Records about charts and figures:
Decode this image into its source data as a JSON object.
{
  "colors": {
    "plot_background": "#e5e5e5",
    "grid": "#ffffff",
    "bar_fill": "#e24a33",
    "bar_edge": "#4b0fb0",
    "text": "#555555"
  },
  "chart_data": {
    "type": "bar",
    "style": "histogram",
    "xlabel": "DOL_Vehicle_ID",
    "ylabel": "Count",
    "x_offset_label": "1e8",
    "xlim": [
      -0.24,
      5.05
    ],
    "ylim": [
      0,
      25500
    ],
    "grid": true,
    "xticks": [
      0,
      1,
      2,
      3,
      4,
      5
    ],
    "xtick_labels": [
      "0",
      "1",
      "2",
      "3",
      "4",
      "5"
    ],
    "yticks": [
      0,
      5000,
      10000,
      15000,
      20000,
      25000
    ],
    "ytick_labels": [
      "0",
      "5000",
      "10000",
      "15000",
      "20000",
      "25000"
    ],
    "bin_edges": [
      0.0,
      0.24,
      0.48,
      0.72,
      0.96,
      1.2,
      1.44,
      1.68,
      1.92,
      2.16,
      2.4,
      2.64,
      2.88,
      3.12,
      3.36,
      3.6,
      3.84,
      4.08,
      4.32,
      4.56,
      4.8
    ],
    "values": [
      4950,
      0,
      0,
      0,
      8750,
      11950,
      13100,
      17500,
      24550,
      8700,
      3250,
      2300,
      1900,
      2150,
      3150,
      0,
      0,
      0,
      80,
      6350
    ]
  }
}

- Task description -
Copy out all of the lines above exactly.

- Written response -
Decode this image into its source data as a JSON object.
{
  "colors": {
    "plot_background": "#e5e5e5",
    "grid": "#ffffff",
    "bar_fill": "#e24a33",
    "bar_edge": "#4b0fb0",
    "text": "#555555"
  },
  "chart_data": {
    "type": "bar",
    "style": "histogram",
    "xlabel": "DOL_Vehicle_ID",
    "ylabel": "Count",
    "x_offset_label": "1e8",
    "xlim": [
      -0.24,
      5.05
    ],
    "ylim": [
      0,
      25500
    ],
    "grid": true,
    "xticks": [
      0,
      1,
      2,
      3,
      4,
      5
    ],
    "xtick_labels": [
      "0",
      "1",
      "2",
      "3",
      "4",
      "5"
    ],
    "yticks": [
      0,
      5000,
      10000,
      15000,
      20000,
      25000
    ],
    "ytick_labels": [
      "0",
      "5000",
      "10000",
      "15000",
      "20000",
      "25000"
    ],
    "bin_edges": [
      0.0,
      0.24,
      0.48,
      0.72,
      0.96,
      1.2,
      1.44,
      1.68,
      1.92,
      2.16,
      2.4,
      2.64,
      2.88,
      3.12,
      3.36,
      3.6,
      3.84,
      4.08,
      4.32,
      4.56,
      4.8
    ],
    "values": [
      4950,
      0,
      0,
      0,
      8750,
      11950,
      13100,
      17500,
      24550,
      8700,
      3250,
      2300,
      1900,
      2150,
      3150,
      0,
      0,
      0,
      80,
      6350
    ]
  }
}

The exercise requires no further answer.